Set down the full listing exactly, character for character.

- - -

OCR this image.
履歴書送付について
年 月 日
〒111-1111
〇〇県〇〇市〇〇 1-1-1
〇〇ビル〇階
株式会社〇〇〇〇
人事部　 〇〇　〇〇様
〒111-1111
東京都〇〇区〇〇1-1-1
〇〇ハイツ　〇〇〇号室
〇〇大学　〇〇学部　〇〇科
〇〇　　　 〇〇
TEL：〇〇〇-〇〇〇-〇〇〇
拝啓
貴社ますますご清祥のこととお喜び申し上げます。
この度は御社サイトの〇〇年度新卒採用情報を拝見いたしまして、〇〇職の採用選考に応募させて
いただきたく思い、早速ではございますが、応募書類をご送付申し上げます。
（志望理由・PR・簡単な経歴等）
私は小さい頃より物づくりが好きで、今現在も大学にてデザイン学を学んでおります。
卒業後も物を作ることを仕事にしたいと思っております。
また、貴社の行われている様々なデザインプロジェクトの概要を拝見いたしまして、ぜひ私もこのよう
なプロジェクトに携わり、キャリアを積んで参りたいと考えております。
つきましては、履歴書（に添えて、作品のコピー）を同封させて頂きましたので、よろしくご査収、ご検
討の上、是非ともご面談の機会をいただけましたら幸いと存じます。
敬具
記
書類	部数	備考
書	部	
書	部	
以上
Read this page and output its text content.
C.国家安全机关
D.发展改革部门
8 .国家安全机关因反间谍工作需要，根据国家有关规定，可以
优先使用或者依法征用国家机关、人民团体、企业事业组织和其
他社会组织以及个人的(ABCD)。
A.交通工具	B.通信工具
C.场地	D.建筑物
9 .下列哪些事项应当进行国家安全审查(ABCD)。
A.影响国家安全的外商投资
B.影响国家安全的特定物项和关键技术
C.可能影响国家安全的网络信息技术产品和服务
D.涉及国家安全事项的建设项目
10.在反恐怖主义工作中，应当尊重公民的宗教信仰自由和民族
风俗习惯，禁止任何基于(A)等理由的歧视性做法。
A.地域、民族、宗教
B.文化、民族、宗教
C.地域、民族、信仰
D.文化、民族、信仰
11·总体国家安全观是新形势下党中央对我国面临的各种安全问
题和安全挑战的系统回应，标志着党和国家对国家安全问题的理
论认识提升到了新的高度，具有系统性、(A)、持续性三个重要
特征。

- - -

▶ **Response to this exercise**:
OCR this image.
履歴書送付について
年 月 日
〒111-1111
〇〇県〇〇市〇〇 1-1-1
〇〇ビル〇階
株式会社〇〇〇〇
人事部　 〇〇　〇〇様
〒111-1111
東京都〇〇区〇〇1-1-1
〇〇ハイツ　〇〇〇号室
〇〇大学　〇〇学部　〇〇科
〇〇　　　 〇〇
TEL：〇〇〇-〇〇〇-〇〇〇
拝啓
貴社ますますご清祥のこととお喜び申し上げます。
この度は御社サイトの〇〇年度新卒採用情報を拝見いたしまして、〇〇職の採用選考に応募させて
いただきたく思い、早速ではございますが、応募書類をご送付申し上げます。
（志望理由・PR・簡単な経歴等）
私は小さい頃より物づくりが好きで、今現在も大学にてデザイン学を学んでおります。
卒業後も物を作ることを仕事にしたいと思っております。
また、貴社の行われている様々なデザインプロジェクトの概要を拝見いたしまして、ぜひ私もこのよう
なプロジェクトに携わり、キャリアを積んで参りたいと考えております。
つきましては、履歴書（に添えて、作品のコピー）を同封させて頂きましたので、よろしくご査収、ご検
討の上、是非ともご面談の機会をいただけましたら幸いと存じます。
敬具
記
書類	部数	備考
書	部	
書	部	
以上
Read this page and output its text content.
C.国家安全机关
D.发展改革部门
8 .国家安全机关因反间谍工作需要，根据国家有关规定，可以
优先使用或者依法征用国家机关、人民团体、企业事业组织和其
他社会组织以及个人的(ABCD)。
A.交通工具	B.通信工具
C.场地	D.建筑物
9 .下列哪些事项应当进行国家安全审查(ABCD)。
A.影响国家安全的外商投资
B.影响国家安全的特定物项和关键技术
C.可能影响国家安全的网络信息技术产品和服务
D.涉及国家安全事项的建设项目
10.在反恐怖主义工作中，应当尊重公民的宗教信仰自由和民族
风俗习惯，禁止任何基于(A)等理由的歧视性做法。
A.地域、民族、宗教
B.文化、民族、宗教
C.地域、民族、信仰
D.文化、民族、信仰
11·总体国家安全观是新形势下党中央对我国面临的各种安全问
题和安全挑战的系统回应，标志着党和国家对国家安全问题的理
论认识提升到了新的高度，具有系统性、(A)、持续性三个重要
特征。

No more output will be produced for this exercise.